What is needed -
Leave out the pictures and copy everything else below exactly.

Dataset rows
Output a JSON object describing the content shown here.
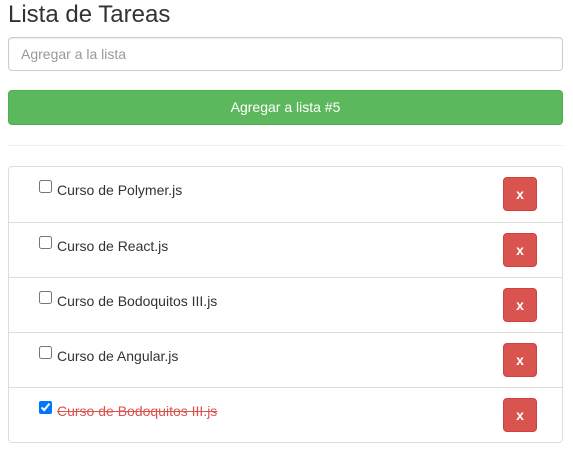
{
  "header": {
    "title": "Lista de Tareas"
  },
  "form": {
    "placeholder": "Agregar a la lista",
    "value": "",
    "add_label": "Agregar a lista #5"
  },
  "tasks": [
    {
      "label": "Curso de Polymer.js",
      "done": false,
      "delete_label": "x"
    },
    {
      "label": "Curso de React.js",
      "done": false,
      "delete_label": "x"
    },
    {
      "label": "Curso de Bodoquitos III.js",
      "done": false,
      "delete_label": "x"
    },
    {
      "label": "Curso de Angular.js",
      "done": false,
      "delete_label": "x"
    },
    {
      "label": "Curso de Bodoquitos III.js",
      "done": true,
      "delete_label": "x"
    }
  ],
  "colors": {
    "success": "#5cb85c",
    "danger": "#d9534f",
    "border": "#dddddd"
  }
}
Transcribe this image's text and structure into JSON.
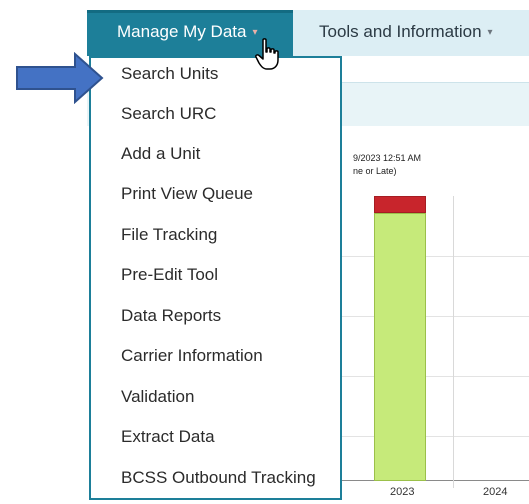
{
  "nav": {
    "manage_label": "Manage My Data",
    "tools_label": "Tools and Information",
    "caret": "▾",
    "active_color": "#1d7f99"
  },
  "menu": {
    "items": [
      "Search Units",
      "Search URC",
      "Add a Unit",
      "Print View Queue",
      "File Tracking",
      "Pre-Edit Tool",
      "Data Reports",
      "Carrier Information",
      "Validation",
      "Extract Data",
      "BCSS Outbound Tracking"
    ]
  },
  "chart_fragment": {
    "timestamp_text": "9/2023 12:51 AM",
    "subtitle_text": "ne or Late)",
    "bar_colors": {
      "on_time": "#c6ea7a",
      "late": "#c8252c"
    }
  },
  "chart_data": {
    "type": "bar",
    "categories": [
      "2023",
      "2024"
    ],
    "series": [
      {
        "values": [
          95,
          0
        ]
      },
      {
        "values": [
          5,
          0
        ]
      }
    ]
  },
  "icons": {
    "arrow": "arrow-right-icon",
    "cursor": "hand-pointer-icon"
  }
}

Task solution -
Output a JSON object describing the content shown here.
{
  "header": {
    "title": "Lista de Tareas"
  },
  "form": {
    "placeholder": "Agregar a la lista",
    "value": "",
    "add_label": "Agregar a lista #5"
  },
  "tasks": [
    {
      "label": "Curso de Polymer.js",
      "done": false,
      "delete_label": "x"
    },
    {
      "label": "Curso de React.js",
      "done": false,
      "delete_label": "x"
    },
    {
      "label": "Curso de Bodoquitos III.js",
      "done": false,
      "delete_label": "x"
    },
    {
      "label": "Curso de Angular.js",
      "done": false,
      "delete_label": "x"
    },
    {
      "label": "Curso de Bodoquitos III.js",
      "done": true,
      "delete_label": "x"
    }
  ],
  "colors": {
    "success": "#5cb85c",
    "danger": "#d9534f",
    "border": "#dddddd"
  }
}
Transcribe this image's text and structure into JSON.
{
  "nav": {
    "manage_label": "Manage My Data",
    "tools_label": "Tools and Information",
    "caret": "▾",
    "active_color": "#1d7f99"
  },
  "menu": {
    "items": [
      "Search Units",
      "Search URC",
      "Add a Unit",
      "Print View Queue",
      "File Tracking",
      "Pre-Edit Tool",
      "Data Reports",
      "Carrier Information",
      "Validation",
      "Extract Data",
      "BCSS Outbound Tracking"
    ]
  },
  "chart_fragment": {
    "timestamp_text": "9/2023 12:51 AM",
    "subtitle_text": "ne or Late)",
    "bar_colors": {
      "on_time": "#c6ea7a",
      "late": "#c8252c"
    }
  },
  "chart_data": {
    "type": "bar",
    "categories": [
      "2023",
      "2024"
    ],
    "series": [
      {
        "values": [
          95,
          0
        ]
      },
      {
        "values": [
          5,
          0
        ]
      }
    ]
  },
  "icons": {
    "arrow": "arrow-right-icon",
    "cursor": "hand-pointer-icon"
  }
}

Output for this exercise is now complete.